§ **Aim of the exercise**:
Return all entries precisely as they stand, without the images.

----------------

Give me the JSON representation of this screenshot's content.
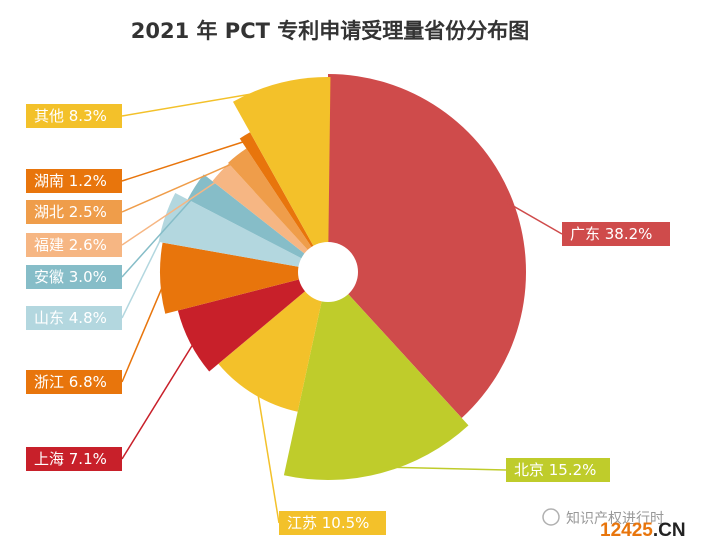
{
  "chart_data": {
    "type": "pie",
    "variant": "rose",
    "title": "2021 年 PCT 专利申请受理量省份分布图",
    "slices": [
      {
        "name": "广东",
        "value": 38.2,
        "label": "广东 38.2%",
        "color": "#cf4b4b"
      },
      {
        "name": "北京",
        "value": 15.2,
        "label": "北京 15.2%",
        "color": "#bfcc2b"
      },
      {
        "name": "江苏",
        "value": 10.5,
        "label": "江苏 10.5%",
        "color": "#f3c12a"
      },
      {
        "name": "上海",
        "value": 7.1,
        "label": "上海 7.1%",
        "color": "#c8202a"
      },
      {
        "name": "浙江",
        "value": 6.8,
        "label": "浙江 6.8%",
        "color": "#e8750c"
      },
      {
        "name": "山东",
        "value": 4.8,
        "label": "山东 4.8%",
        "color": "#b3d7df"
      },
      {
        "name": "安徽",
        "value": 3.0,
        "label": "安徽 3.0%",
        "color": "#86bdc8"
      },
      {
        "name": "福建",
        "value": 2.6,
        "label": "福建 2.6%",
        "color": "#f6b683"
      },
      {
        "name": "湖北",
        "value": 2.5,
        "label": "湖北 2.5%",
        "color": "#ef9d4a"
      },
      {
        "name": "湖南",
        "value": 1.2,
        "label": "湖南 1.2%",
        "color": "#e8750c"
      },
      {
        "name": "其他",
        "value": 8.3,
        "label": "其他 8.3%",
        "color": "#f3c12a"
      }
    ]
  },
  "watermark": {
    "account": "知识产权进行时",
    "site_num": "12425",
    "site_tld": ".CN"
  }
}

----------------

§ **Solution to the problem**:
Give me the JSON representation of this screenshot's content.
{
  "chart_data": {
    "type": "pie",
    "variant": "rose",
    "title": "2021 年 PCT 专利申请受理量省份分布图",
    "slices": [
      {
        "name": "广东",
        "value": 38.2,
        "label": "广东 38.2%",
        "color": "#cf4b4b"
      },
      {
        "name": "北京",
        "value": 15.2,
        "label": "北京 15.2%",
        "color": "#bfcc2b"
      },
      {
        "name": "江苏",
        "value": 10.5,
        "label": "江苏 10.5%",
        "color": "#f3c12a"
      },
      {
        "name": "上海",
        "value": 7.1,
        "label": "上海 7.1%",
        "color": "#c8202a"
      },
      {
        "name": "浙江",
        "value": 6.8,
        "label": "浙江 6.8%",
        "color": "#e8750c"
      },
      {
        "name": "山东",
        "value": 4.8,
        "label": "山东 4.8%",
        "color": "#b3d7df"
      },
      {
        "name": "安徽",
        "value": 3.0,
        "label": "安徽 3.0%",
        "color": "#86bdc8"
      },
      {
        "name": "福建",
        "value": 2.6,
        "label": "福建 2.6%",
        "color": "#f6b683"
      },
      {
        "name": "湖北",
        "value": 2.5,
        "label": "湖北 2.5%",
        "color": "#ef9d4a"
      },
      {
        "name": "湖南",
        "value": 1.2,
        "label": "湖南 1.2%",
        "color": "#e8750c"
      },
      {
        "name": "其他",
        "value": 8.3,
        "label": "其他 8.3%",
        "color": "#f3c12a"
      }
    ]
  },
  "watermark": {
    "account": "知识产权进行时",
    "site_num": "12425",
    "site_tld": ".CN"
  }
}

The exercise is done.